• Exercise directions: Collect every line of the records below that contains the word "screenshot".

• Data entries:
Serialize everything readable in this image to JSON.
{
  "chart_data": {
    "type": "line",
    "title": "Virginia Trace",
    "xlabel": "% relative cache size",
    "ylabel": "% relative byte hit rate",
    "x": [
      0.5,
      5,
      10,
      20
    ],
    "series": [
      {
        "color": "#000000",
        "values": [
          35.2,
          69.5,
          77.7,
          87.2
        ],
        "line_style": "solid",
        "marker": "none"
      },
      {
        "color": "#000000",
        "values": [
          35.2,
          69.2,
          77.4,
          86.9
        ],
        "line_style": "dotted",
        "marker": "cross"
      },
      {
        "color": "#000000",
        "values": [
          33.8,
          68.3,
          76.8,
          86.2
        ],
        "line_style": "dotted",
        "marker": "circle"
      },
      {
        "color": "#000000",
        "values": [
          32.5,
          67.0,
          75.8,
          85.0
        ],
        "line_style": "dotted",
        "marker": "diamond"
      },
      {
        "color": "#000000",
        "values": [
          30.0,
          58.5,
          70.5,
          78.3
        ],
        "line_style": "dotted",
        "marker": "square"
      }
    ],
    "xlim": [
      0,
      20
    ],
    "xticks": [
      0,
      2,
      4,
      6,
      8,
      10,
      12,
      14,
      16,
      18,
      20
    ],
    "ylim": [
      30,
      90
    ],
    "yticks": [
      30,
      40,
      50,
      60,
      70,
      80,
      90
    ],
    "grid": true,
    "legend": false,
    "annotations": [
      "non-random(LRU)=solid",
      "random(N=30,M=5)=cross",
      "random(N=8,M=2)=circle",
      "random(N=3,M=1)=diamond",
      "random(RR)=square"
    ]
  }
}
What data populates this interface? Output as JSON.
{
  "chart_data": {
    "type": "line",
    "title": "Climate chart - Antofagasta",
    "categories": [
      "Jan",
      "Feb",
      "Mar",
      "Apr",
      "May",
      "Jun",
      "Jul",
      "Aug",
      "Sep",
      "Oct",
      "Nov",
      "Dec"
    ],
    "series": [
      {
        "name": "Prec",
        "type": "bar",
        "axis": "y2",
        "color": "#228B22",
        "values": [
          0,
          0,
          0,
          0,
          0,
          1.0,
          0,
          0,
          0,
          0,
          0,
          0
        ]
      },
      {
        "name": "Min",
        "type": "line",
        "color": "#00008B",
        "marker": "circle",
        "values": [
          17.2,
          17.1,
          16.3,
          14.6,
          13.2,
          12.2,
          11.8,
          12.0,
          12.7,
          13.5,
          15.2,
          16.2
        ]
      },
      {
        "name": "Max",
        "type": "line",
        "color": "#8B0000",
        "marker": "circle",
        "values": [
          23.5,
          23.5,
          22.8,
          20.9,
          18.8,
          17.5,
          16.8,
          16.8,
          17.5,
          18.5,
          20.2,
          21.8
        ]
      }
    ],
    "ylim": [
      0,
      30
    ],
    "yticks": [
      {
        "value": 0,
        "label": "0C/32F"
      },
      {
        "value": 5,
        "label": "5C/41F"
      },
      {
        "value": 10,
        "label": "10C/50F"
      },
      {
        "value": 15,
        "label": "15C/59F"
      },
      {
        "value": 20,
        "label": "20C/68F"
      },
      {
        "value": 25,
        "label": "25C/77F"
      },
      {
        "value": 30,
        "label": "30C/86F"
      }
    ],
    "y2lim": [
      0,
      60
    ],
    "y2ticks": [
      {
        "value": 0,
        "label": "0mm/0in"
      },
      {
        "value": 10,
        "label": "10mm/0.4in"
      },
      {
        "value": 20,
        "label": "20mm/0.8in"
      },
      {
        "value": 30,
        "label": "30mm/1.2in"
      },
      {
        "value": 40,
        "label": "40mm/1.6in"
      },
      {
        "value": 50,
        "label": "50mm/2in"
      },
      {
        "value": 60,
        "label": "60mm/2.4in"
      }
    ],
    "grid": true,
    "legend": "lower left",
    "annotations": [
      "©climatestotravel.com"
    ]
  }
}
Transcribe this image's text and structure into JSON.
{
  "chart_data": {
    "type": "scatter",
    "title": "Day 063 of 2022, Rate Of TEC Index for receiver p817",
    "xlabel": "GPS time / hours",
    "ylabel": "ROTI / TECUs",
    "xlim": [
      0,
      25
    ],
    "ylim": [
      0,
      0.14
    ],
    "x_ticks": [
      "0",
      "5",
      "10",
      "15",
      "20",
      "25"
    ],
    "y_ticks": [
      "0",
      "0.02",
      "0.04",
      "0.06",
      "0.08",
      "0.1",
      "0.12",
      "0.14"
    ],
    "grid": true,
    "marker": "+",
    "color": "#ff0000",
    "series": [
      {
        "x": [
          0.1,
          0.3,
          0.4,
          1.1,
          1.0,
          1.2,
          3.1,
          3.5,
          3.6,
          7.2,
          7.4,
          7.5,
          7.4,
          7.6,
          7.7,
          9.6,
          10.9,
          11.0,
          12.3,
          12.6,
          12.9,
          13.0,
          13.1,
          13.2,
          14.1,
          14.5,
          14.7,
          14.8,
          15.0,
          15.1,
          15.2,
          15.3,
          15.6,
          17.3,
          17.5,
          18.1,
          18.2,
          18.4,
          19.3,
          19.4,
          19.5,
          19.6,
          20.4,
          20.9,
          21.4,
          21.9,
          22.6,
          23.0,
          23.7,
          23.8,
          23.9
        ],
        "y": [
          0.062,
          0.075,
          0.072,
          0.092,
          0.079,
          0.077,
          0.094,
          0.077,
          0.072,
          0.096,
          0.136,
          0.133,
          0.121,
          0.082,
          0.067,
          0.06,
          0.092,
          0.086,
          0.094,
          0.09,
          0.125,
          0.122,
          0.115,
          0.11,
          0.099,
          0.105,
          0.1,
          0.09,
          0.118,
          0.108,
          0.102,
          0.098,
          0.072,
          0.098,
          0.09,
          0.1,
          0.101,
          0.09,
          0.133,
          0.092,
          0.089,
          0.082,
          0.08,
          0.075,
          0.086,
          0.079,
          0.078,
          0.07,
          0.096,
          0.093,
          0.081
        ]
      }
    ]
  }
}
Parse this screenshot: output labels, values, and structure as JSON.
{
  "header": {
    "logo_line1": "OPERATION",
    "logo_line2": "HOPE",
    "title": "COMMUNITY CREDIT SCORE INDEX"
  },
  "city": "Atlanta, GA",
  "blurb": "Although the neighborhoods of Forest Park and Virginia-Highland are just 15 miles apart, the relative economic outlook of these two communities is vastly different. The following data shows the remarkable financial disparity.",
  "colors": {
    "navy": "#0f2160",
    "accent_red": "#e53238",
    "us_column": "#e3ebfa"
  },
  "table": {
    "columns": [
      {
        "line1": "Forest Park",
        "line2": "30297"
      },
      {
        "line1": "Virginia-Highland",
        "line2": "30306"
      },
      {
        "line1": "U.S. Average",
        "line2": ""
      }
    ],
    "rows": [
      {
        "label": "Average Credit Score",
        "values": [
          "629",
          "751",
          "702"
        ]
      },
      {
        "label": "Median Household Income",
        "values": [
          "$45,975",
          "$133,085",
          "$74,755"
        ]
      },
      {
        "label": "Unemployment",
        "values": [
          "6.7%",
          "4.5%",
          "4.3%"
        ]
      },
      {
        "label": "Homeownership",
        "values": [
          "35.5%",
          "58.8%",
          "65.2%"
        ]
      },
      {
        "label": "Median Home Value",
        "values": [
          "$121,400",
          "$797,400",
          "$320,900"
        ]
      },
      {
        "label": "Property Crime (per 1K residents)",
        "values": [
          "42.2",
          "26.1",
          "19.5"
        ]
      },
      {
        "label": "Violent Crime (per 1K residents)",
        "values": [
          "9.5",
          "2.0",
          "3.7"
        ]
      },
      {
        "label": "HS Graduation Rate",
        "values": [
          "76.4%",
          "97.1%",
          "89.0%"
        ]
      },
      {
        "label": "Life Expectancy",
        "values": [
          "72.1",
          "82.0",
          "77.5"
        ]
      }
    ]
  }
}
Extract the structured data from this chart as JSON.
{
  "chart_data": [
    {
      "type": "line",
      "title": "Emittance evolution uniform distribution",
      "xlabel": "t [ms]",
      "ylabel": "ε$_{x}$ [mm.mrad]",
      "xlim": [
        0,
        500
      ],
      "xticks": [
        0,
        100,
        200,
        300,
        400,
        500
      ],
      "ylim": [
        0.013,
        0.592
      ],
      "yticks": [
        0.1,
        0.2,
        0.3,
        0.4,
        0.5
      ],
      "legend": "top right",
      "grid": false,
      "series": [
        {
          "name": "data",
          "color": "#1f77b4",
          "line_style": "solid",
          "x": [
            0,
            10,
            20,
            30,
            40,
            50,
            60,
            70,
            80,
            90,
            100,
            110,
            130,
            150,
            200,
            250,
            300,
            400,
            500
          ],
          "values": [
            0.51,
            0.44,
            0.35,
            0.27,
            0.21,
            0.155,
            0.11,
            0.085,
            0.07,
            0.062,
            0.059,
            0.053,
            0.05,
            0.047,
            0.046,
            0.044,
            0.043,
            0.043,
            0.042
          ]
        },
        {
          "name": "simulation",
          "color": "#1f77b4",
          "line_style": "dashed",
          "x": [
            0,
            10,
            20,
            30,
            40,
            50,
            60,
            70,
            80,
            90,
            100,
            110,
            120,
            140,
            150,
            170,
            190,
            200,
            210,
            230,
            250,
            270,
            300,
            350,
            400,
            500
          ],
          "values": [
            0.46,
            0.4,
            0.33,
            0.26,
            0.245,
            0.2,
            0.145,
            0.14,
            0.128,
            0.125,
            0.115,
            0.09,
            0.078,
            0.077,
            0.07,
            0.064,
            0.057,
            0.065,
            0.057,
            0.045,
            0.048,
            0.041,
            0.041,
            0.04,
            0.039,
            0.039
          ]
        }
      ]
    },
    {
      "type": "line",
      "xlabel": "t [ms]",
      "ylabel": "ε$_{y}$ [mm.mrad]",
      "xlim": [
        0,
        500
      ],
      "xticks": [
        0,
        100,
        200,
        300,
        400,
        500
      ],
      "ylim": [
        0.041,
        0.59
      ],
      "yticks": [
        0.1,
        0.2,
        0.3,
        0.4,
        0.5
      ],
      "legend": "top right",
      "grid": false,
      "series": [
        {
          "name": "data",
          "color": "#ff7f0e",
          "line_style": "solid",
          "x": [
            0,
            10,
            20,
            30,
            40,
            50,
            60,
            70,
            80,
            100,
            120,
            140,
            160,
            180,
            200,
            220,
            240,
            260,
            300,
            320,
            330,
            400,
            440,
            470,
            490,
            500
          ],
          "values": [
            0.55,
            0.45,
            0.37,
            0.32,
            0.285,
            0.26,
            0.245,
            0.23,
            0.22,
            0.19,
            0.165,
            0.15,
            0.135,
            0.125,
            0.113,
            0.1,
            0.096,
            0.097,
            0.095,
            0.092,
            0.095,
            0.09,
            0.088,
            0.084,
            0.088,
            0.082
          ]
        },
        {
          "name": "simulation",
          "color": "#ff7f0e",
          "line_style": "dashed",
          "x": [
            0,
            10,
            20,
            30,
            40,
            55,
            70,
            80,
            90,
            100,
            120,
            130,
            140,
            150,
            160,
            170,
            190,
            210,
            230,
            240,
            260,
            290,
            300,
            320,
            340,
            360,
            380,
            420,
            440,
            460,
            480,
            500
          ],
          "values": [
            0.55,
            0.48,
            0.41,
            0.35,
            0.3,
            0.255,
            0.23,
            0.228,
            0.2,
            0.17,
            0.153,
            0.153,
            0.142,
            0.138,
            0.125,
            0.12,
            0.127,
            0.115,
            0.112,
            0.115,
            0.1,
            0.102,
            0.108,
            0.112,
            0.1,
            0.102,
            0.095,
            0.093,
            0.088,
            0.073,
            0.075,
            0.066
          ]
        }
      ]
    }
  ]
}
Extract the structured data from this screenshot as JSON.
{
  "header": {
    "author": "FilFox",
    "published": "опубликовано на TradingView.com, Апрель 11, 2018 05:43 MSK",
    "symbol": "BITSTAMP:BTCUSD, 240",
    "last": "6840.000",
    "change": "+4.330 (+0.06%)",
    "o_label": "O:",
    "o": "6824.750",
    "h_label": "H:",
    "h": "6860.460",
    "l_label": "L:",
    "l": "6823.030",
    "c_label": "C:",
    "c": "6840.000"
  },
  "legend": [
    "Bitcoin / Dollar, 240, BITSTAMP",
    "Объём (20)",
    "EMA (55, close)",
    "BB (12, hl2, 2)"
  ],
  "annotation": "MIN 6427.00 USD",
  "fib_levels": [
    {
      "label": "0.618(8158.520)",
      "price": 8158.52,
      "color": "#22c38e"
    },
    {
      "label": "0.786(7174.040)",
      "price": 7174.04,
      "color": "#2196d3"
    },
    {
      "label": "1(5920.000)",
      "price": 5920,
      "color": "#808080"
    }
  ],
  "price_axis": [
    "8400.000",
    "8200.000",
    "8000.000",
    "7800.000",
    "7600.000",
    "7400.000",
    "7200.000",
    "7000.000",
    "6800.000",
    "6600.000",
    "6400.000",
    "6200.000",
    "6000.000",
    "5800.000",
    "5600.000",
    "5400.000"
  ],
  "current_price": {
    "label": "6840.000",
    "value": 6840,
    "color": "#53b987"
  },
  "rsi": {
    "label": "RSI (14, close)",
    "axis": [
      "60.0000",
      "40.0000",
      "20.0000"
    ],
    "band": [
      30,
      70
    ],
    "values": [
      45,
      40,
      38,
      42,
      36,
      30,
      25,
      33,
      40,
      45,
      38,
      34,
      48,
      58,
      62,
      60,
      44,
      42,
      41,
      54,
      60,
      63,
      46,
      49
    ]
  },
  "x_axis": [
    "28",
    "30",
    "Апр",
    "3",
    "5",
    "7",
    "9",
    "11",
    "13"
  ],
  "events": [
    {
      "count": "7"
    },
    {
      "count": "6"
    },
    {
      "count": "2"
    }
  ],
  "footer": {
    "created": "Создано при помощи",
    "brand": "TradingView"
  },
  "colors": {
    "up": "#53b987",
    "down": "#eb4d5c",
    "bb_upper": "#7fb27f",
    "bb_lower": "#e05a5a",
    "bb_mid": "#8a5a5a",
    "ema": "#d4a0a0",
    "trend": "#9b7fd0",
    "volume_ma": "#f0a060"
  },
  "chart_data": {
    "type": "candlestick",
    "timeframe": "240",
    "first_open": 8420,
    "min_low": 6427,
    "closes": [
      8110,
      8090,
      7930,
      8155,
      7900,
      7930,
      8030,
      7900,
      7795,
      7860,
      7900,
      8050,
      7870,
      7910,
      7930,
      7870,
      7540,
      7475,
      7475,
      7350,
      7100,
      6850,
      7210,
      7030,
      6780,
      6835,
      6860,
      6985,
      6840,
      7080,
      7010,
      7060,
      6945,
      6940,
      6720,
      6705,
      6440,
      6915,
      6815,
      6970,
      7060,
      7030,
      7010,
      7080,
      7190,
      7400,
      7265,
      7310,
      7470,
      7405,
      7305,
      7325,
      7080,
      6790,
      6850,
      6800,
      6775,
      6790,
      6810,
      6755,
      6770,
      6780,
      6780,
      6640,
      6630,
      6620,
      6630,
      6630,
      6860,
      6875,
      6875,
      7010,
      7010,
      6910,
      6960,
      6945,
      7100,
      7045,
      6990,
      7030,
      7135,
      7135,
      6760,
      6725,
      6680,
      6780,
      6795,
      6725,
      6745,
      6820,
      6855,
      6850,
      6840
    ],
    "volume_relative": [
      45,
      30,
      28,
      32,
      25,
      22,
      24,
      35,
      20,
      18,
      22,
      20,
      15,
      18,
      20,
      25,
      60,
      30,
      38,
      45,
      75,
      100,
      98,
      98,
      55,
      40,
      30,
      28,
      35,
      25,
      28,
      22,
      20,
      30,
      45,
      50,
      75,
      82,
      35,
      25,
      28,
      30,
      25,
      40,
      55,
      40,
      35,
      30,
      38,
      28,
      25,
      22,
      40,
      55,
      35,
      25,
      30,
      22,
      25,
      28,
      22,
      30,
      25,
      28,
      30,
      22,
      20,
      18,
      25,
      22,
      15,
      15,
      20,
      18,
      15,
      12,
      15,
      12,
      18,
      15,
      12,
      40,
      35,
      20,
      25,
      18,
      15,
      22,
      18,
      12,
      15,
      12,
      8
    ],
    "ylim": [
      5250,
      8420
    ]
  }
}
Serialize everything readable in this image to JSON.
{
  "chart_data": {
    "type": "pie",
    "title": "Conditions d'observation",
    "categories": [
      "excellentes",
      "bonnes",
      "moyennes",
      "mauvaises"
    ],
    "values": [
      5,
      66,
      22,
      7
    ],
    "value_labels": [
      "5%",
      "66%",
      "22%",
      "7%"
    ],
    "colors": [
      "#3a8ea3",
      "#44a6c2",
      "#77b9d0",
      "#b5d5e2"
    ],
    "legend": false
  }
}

• Finished answer:
Parse this screenshot: output labels, values, and structure as JSON.
Extract the structured data from this screenshot as JSON.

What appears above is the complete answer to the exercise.